*SET PROBLEM 1*:
Can you reproduce, word for word, the part of the Vertica interview starting at "There's so much" and ending at "so many things."?
*SET PROBLEM 2*:
How would the Vertica interview continue after its last line?

*TEXT EXTRACT*:

start

Learn how Mahony is guiding the future of the HP Vertica Analytics Platform, and how users are finding new ways to leverage its unique speed and attributes. The interview is conducted by Dana Gardner, Principal Analyst at Interarbor Solutions. [Follow Colin on Twitter.] [Disclosure: HP is a sponsor of BriefingsDirect podcasts.]

Here are some excerpts:
Gardner: One of the things that strikes me about the market nowadays is that there seems to be a sense of tradeoffs going on when organizations are trying to pick their big data engine or platform. They have a set of value on one side, but it’s opposed by value on the other. They can’t have everything. One size does not fit all.

So how are you at Vertica able to help people deal with these tradeoffs that they're facing when it comes to a next-generation data platform?
Vertica was founded on the premise that one size does not fit all.

Mahony: Vertica was founded on the premise that one size does not fit all. Using a single OLTP transactional database to do everything, including analytics, just doesn't make a lot of sense.

If you think about the areas that the people have to trade off, usually it’s scale for performance or analytics functionality for performance. One of things that I've spent a lot of time looking at is, especially over the last couple of years, is just some of the alternative platforms, not just for analytics, but for all of the different data needs.

You can take something like Hadoop as an example. Hadoop really is a distributed file system and has capabilities to run rudimentary analytics and transform processed data. But I think what people love about Hadoop is that it's really easy to load data into Hadoop. You don't have to define the schema or anything.

Instead of schema on write or load time, it’s schema on read time. People like that. They also like at least the perception that it is free and the scalability of it. On the database side, what people love about the database is that you're going to get really good performance, because the data is structured. If you're using a NexGen MPP platform like Vertica, you'll get the performance of the scalability.


We've been doing a lot of work in areas like making it easier to get the data into the platform, doing more with it, making it seem much more like a Hadoop-like environment. You can look at our past releases and see that there's been a lot of work done on that and we continue to make those investments.

One thing has been consistent at Vertica since the beginning. What we focus on is to make it really easy for people to get information onto the platform. Then, we make sure we continue to deliver new capabilities, performance, and functionality within the platform.

We make sure we’re enabling our customers and partners to deploy Vertica anywhere and everywhere, whether it’s cloud appliances, software, or the like. Those are the three tenets of the company. It’s all around this notion of making data matter and help people make better decisions that lead to better outcomes with superior information.

There's so much that can be done in this space, but I think the key for us is to focus on the things that we know we do really well. The good news is that it's such a large space with so many demands that we know we can make a huge impact without trying to take on the world. We know we can make a huge impact in what we’re doing.

I think you'll continue to see some interesting developments along the lines of what I'm describing, and it's very much in line with where we've been.
No matter what on-ramp they take, they tend to find a lot of the other capabilities once they get on.

Gardner: Do more and more IT functions and business functions begin and end with big data? It seems to be at the center of so many things.

end

*INFORMATION GIVEN*:
start

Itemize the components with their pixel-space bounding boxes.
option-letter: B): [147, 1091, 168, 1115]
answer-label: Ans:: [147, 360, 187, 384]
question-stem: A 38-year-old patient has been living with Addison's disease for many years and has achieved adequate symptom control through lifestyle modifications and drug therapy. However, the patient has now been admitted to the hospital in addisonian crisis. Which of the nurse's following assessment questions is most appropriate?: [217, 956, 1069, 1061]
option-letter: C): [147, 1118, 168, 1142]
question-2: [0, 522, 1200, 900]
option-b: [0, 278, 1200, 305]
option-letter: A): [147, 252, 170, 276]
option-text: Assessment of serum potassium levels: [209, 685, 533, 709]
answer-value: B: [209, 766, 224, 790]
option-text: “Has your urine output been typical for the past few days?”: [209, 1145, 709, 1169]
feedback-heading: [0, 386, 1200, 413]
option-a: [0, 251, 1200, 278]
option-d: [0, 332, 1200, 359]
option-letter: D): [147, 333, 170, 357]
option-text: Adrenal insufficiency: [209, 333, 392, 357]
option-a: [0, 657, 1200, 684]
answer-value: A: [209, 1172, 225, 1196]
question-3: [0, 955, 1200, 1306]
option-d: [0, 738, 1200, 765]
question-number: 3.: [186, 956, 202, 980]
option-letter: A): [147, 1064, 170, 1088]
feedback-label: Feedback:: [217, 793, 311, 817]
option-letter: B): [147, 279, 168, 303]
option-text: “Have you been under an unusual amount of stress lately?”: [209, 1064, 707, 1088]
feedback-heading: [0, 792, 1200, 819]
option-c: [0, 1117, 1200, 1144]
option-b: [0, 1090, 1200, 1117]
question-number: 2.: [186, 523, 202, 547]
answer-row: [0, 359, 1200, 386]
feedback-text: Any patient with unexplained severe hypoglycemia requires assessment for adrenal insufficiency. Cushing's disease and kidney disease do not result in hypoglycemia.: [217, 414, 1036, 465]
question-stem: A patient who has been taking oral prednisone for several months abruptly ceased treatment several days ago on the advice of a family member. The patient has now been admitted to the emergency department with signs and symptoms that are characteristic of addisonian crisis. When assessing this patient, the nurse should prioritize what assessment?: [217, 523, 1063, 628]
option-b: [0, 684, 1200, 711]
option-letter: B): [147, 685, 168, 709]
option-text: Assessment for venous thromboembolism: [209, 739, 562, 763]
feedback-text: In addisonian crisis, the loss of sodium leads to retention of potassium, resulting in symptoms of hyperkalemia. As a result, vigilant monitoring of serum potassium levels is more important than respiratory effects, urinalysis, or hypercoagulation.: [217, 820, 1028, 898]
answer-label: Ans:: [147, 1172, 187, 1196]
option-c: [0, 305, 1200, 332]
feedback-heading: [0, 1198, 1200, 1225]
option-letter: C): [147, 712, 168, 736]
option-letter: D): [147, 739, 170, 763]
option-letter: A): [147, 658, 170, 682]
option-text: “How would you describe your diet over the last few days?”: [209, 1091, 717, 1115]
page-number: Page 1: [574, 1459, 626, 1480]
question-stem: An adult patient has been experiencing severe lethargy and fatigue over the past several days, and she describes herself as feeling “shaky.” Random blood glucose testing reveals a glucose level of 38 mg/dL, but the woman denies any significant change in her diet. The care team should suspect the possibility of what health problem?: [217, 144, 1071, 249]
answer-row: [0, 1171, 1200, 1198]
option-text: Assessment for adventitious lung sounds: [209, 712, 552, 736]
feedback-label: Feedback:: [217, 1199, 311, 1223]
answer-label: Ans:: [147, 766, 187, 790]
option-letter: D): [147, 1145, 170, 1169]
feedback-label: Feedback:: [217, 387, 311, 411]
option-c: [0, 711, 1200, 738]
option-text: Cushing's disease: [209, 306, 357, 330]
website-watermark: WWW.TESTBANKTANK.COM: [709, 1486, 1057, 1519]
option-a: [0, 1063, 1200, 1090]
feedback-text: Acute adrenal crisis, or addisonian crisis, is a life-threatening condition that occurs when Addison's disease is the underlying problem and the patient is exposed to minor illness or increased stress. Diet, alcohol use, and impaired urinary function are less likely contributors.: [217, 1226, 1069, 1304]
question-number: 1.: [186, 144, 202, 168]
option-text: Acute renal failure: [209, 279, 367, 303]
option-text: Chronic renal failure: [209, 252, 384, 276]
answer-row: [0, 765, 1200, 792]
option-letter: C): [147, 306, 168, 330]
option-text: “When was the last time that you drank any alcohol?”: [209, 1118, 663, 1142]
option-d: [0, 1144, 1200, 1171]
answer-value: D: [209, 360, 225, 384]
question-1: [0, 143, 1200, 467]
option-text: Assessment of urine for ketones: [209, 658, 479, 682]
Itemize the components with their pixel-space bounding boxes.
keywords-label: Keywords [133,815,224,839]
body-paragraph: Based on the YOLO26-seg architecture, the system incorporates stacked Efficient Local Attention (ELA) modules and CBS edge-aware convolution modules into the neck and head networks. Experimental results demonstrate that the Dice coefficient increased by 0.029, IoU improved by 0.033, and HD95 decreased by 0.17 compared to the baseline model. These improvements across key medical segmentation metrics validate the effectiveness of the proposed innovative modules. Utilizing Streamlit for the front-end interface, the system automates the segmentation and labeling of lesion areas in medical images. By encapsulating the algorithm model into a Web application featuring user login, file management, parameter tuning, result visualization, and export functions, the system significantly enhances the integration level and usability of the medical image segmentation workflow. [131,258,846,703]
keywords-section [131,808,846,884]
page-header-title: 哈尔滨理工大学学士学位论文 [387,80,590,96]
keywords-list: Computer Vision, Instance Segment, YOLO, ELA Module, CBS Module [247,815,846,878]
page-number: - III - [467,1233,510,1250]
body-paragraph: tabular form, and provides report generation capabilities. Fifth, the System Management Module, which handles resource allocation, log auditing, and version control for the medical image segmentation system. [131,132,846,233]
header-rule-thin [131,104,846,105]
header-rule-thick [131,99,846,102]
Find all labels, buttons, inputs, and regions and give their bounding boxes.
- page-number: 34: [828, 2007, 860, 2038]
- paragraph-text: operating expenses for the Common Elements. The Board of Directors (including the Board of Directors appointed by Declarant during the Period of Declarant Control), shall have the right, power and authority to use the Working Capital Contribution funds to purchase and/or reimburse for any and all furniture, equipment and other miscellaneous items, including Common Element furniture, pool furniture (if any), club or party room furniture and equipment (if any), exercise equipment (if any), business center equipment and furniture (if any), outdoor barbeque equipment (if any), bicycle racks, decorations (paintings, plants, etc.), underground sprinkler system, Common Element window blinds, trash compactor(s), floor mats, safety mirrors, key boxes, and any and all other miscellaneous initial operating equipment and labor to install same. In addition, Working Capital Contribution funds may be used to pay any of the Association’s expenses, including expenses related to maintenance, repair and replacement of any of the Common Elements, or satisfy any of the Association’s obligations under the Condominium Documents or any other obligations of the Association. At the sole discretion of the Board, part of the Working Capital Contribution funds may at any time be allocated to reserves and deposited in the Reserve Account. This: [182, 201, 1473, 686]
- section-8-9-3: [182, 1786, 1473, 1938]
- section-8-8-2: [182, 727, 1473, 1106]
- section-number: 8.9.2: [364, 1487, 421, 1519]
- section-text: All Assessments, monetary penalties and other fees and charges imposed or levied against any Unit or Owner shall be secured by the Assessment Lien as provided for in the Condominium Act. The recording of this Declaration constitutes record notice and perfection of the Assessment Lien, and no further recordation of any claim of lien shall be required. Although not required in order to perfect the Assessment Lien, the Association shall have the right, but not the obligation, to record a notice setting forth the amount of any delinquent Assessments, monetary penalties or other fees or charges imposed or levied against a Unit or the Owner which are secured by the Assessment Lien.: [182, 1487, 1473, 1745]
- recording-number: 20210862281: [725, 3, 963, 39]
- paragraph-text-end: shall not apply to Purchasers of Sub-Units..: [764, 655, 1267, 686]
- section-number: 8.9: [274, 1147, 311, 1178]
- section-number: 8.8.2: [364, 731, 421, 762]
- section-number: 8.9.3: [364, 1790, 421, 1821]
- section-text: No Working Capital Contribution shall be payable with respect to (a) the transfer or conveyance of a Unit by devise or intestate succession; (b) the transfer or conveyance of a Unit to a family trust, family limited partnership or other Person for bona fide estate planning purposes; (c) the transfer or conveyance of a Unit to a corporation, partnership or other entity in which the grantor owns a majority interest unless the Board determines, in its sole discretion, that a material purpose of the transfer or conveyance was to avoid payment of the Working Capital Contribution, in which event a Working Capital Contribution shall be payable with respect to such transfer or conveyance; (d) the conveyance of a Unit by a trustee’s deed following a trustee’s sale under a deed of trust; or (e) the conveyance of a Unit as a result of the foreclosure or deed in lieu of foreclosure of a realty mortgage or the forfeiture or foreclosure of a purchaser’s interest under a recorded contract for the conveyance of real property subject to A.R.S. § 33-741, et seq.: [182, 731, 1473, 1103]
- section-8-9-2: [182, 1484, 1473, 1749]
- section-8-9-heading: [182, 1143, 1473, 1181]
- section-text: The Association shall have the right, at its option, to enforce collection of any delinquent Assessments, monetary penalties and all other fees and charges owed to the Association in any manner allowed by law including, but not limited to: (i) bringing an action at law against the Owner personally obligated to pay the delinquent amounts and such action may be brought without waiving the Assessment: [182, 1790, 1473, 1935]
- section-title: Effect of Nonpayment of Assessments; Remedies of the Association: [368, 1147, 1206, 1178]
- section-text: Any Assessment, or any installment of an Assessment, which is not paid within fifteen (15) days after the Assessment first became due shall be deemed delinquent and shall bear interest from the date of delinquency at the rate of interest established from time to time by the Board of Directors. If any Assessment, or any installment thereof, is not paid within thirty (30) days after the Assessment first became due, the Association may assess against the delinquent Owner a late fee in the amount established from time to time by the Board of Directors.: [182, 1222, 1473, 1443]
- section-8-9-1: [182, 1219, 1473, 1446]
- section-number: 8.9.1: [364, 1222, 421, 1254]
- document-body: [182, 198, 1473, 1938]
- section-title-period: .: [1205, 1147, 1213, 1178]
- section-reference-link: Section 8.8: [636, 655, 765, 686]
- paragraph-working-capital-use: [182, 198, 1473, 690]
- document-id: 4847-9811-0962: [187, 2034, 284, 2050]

end

*EXPECTED ANSWER 1*:
There's so much that can be done in this space, but I think the key for us is to focus on the things that we know we do really well. The good news is that it's such a large space with so many demands that we know we can make a huge impact without trying to take on the world. We know we can make a huge impact in what we’re doing.

I think you'll continue to see some interesting developments along the lines of what I'm describing, and it's very much in line with where we've been.
No matter what on-ramp they take, they tend to find a lot of the other capabilities once they get on.

Gardner: Do more and more IT functions and business functions begin and end with big data? It seems to be at the center of so many things.

*EXPECTED ANSWER 2*:
Exponential growth

Mahony: It is. To go back to the founding of Vertica [in 2005], I remember when Mike Stonebraker was giving the early presentations on the need for it. He talked a lot about the exponential growth of data and how that was outpacing any laws like Moore’s law or other hardware laws. So much information was being created, there was no way that just using more paralyzed hardware was going to be able to address the issue.

The state of the union back then was there was no such thing as "big data." But I think Mike, as a visionary, knew what was going to happen in the industry. And it has happened.

It wasn’t a long time ago, but I remember that I was trying to find our first sample dataset that was over a terabyte and we had a difficult time finding it. When we would talk to the early customers, they looked at us like we were crazy when we were asking about a terabyte.

We have an easy time now finding terabytes of data. The state of the union today is that what's driving so much around big data is that you have obviously the volume, variety, and velocity that we talk about often, but what's really driving those three things is human information, whether it's social media, tweets, or expressive content that’s just so prevalent right now, as well machine information.

If you look at the traditional structured database market by any number, it’s a small percentage of the amount of data that’s out there. The strength of Vertica, and really the strength of HP overall, is that we have the best assets for the unstructured human information in Autonomy, as well as the best assets when it comes to machine information and large data.
When we would talk to the early customers, they looked at us like we were crazy when we were asking about a terabyte.

That has some structure. It’s semi-structured information, but it’s not your traditional transaction system. The power of all of that data comes together when you can have an engine that applies some structure to it and then is able to deliver the analytics that the organization needs. It's both IT as well as line of business, and even this new category we often talk about, which is the data scientist.

One of the great things about this show here is that we’ve got Billy Beane of Moneyball fame as our keynote speaker. The reason that we wanted Billy to come speak here is that Moneyball is exactly what’s happening right now in the world when it comes to big data.

You have the data scientist or the statistician, you have the line of business folks, and you have IT. They all have a part to play in the success of how information is used in companies. By bringing them together and by making the software that much easier for them to come together and solve these problems, you can create very real and differentiated value within organization.

So Moneyball is exactly what’s happening, certainly in corporate America, but also in government and in many other institutions that want to leverage information to be more efficient and create a competitive advantage.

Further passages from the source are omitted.